(Dataset records)
## begin

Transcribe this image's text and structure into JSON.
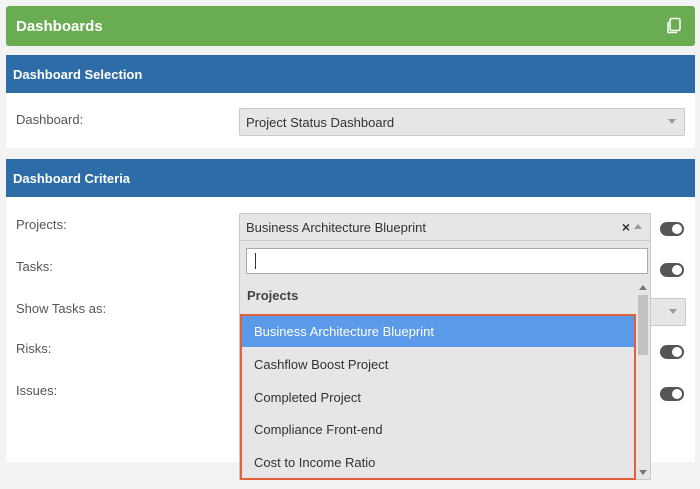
{
  "title_bar": {
    "title": "Dashboards",
    "copy_icon": "copy-icon"
  },
  "dashboard_selection": {
    "header": "Dashboard Selection",
    "dashboard_label": "Dashboard:",
    "dashboard_value": "Project Status Dashboard"
  },
  "dashboard_criteria": {
    "header": "Dashboard Criteria",
    "projects_label": "Projects:",
    "projects_value": "Business Architecture Blueprint",
    "clear_symbol": "×",
    "tasks_label": "Tasks:",
    "show_tasks_label": "Show Tasks as:",
    "risks_label": "Risks:",
    "issues_label": "Issues:"
  },
  "dropdown": {
    "search_value": "",
    "group_label": "Projects",
    "options": [
      "Business Architecture Blueprint",
      "Cashflow Boost Project",
      "Completed Project",
      "Compliance Front-end",
      "Cost to Income Ratio"
    ],
    "selected_index": 0
  },
  "colors": {
    "title_bar": "#6aac52",
    "section_header": "#2e6ca7",
    "selected_option": "#5b9ae8",
    "highlight_border": "#e0603a"
  }
}
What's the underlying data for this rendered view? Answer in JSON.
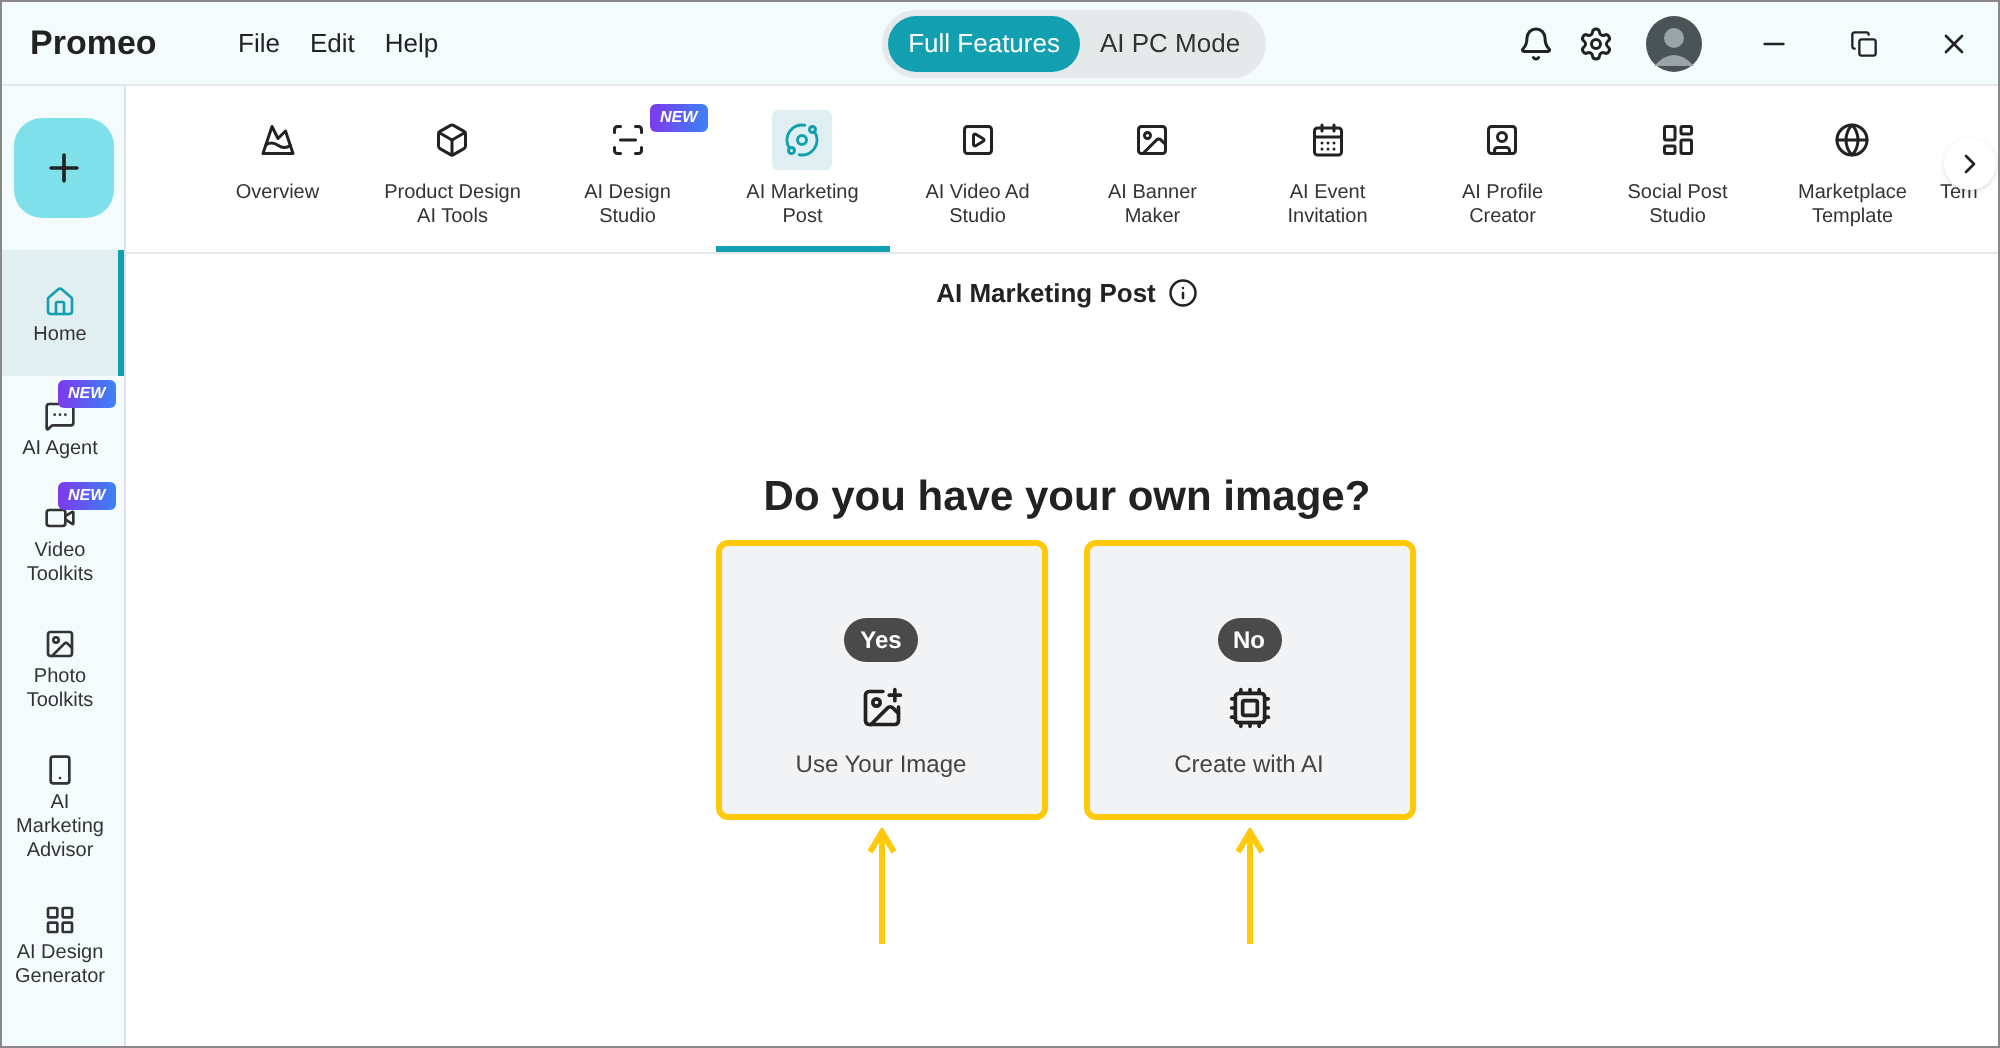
{
  "app": {
    "title": "Promeo"
  },
  "menu": [
    "File",
    "Edit",
    "Help"
  ],
  "modes": [
    {
      "label": "Full Features",
      "selected": true
    },
    {
      "label": "AI PC Mode",
      "selected": false
    }
  ],
  "sidebar": {
    "items": [
      {
        "label": "Home",
        "selected": true
      },
      {
        "label": "AI Agent",
        "selected": false,
        "badge": "NEW"
      },
      {
        "label": "Video Toolkits",
        "selected": false,
        "badge": "NEW"
      },
      {
        "label": "Photo Toolkits",
        "selected": false
      },
      {
        "label": "AI Marketing Advisor",
        "selected": false
      },
      {
        "label": "AI Design Generator",
        "selected": false
      }
    ]
  },
  "tabs": [
    {
      "label": "Overview",
      "selected": false
    },
    {
      "label": "Product Design AI Tools",
      "selected": false
    },
    {
      "label": "AI Design Studio",
      "selected": false,
      "badge": "NEW"
    },
    {
      "label": "AI Marketing Post",
      "selected": true
    },
    {
      "label": "AI Video Ad Studio",
      "selected": false
    },
    {
      "label": "AI Banner Maker",
      "selected": false
    },
    {
      "label": "AI Event Invitation",
      "selected": false
    },
    {
      "label": "AI Profile Creator",
      "selected": false
    },
    {
      "label": "Social Post Studio",
      "selected": false
    },
    {
      "label": "Marketplace Template",
      "selected": false
    },
    {
      "label": "Tem",
      "selected": false
    }
  ],
  "page": {
    "title": "AI Marketing Post",
    "question": "Do you have your own image?",
    "options": [
      {
        "tag": "Yes",
        "label": "Use Your Image",
        "highlighted": true
      },
      {
        "tag": "No",
        "label": "Create with AI",
        "highlighted": true
      }
    ]
  }
}
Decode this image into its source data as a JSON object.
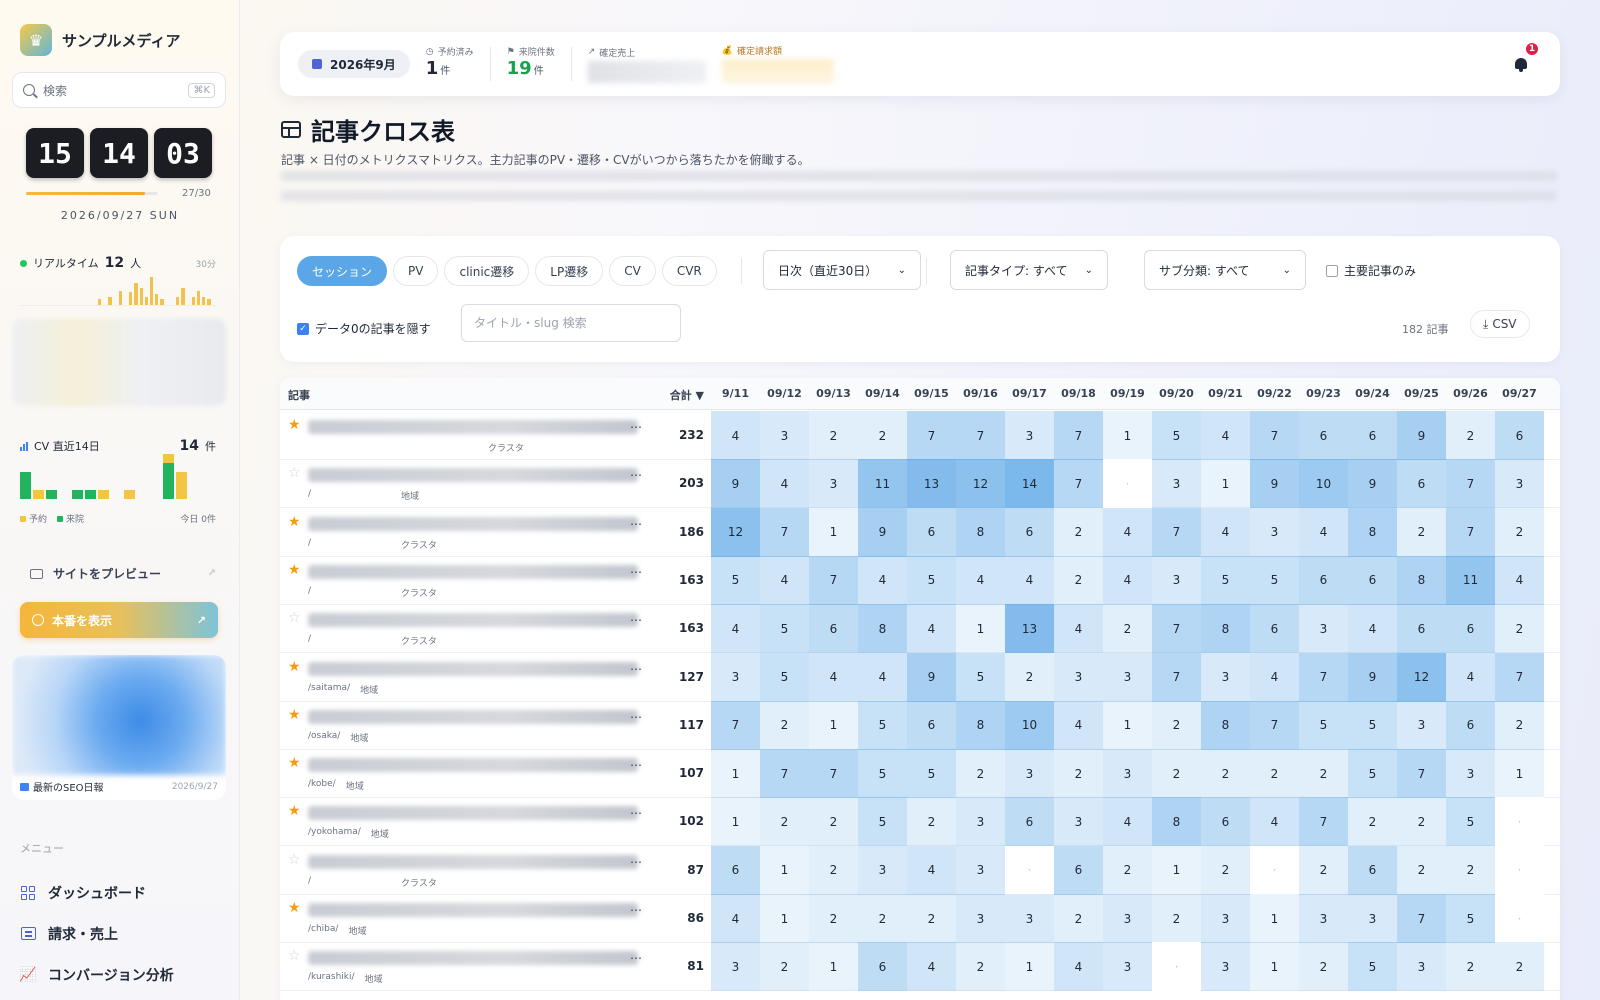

## end

## YOUR OBJECTIVE
Each entry above is to be written out again unchanged, apart from the pictures, which are left out.

## RESULT
Transcribe this image's text and structure into JSON.
{
  "title_bar": {
    "title": "Dashboards",
    "copy_icon": "copy-icon"
  },
  "dashboard_selection": {
    "header": "Dashboard Selection",
    "dashboard_label": "Dashboard:",
    "dashboard_value": "Project Status Dashboard"
  },
  "dashboard_criteria": {
    "header": "Dashboard Criteria",
    "projects_label": "Projects:",
    "projects_value": "Business Architecture Blueprint",
    "clear_symbol": "×",
    "tasks_label": "Tasks:",
    "show_tasks_label": "Show Tasks as:",
    "risks_label": "Risks:",
    "issues_label": "Issues:"
  },
  "dropdown": {
    "search_value": "",
    "group_label": "Projects",
    "options": [
      "Business Architecture Blueprint",
      "Cashflow Boost Project",
      "Completed Project",
      "Compliance Front-end",
      "Cost to Income Ratio"
    ],
    "selected_index": 0
  },
  "colors": {
    "title_bar": "#6aac52",
    "section_header": "#2e6ca7",
    "selected_option": "#5b9ae8",
    "highlight_border": "#e0603a"
  }
}
What's the underlying data for this rendered view? Answer in JSON.
{
  "app": {
    "title": "Promeo"
  },
  "menu": [
    "File",
    "Edit",
    "Help"
  ],
  "modes": [
    {
      "label": "Full Features",
      "selected": true
    },
    {
      "label": "AI PC Mode",
      "selected": false
    }
  ],
  "sidebar": {
    "items": [
      {
        "label": "Home",
        "selected": true
      },
      {
        "label": "AI Agent",
        "selected": false,
        "badge": "NEW"
      },
      {
        "label": "Video Toolkits",
        "selected": false,
        "badge": "NEW"
      },
      {
        "label": "Photo Toolkits",
        "selected": false
      },
      {
        "label": "AI Marketing Advisor",
        "selected": false
      },
      {
        "label": "AI Design Generator",
        "selected": false
      }
    ]
  },
  "tabs": [
    {
      "label": "Overview",
      "selected": false
    },
    {
      "label": "Product Design AI Tools",
      "selected": false
    },
    {
      "label": "AI Design Studio",
      "selected": false,
      "badge": "NEW"
    },
    {
      "label": "AI Marketing Post",
      "selected": true
    },
    {
      "label": "AI Video Ad Studio",
      "selected": false
    },
    {
      "label": "AI Banner Maker",
      "selected": false
    },
    {
      "label": "AI Event Invitation",
      "selected": false
    },
    {
      "label": "AI Profile Creator",
      "selected": false
    },
    {
      "label": "Social Post Studio",
      "selected": false
    },
    {
      "label": "Marketplace Template",
      "selected": false
    },
    {
      "label": "Tem",
      "selected": false
    }
  ],
  "page": {
    "title": "AI Marketing Post",
    "question": "Do you have your own image?",
    "options": [
      {
        "tag": "Yes",
        "label": "Use Your Image",
        "highlighted": true
      },
      {
        "tag": "No",
        "label": "Create with AI",
        "highlighted": true
      }
    ]
  }
}
Decode this image into its source data as a JSON object.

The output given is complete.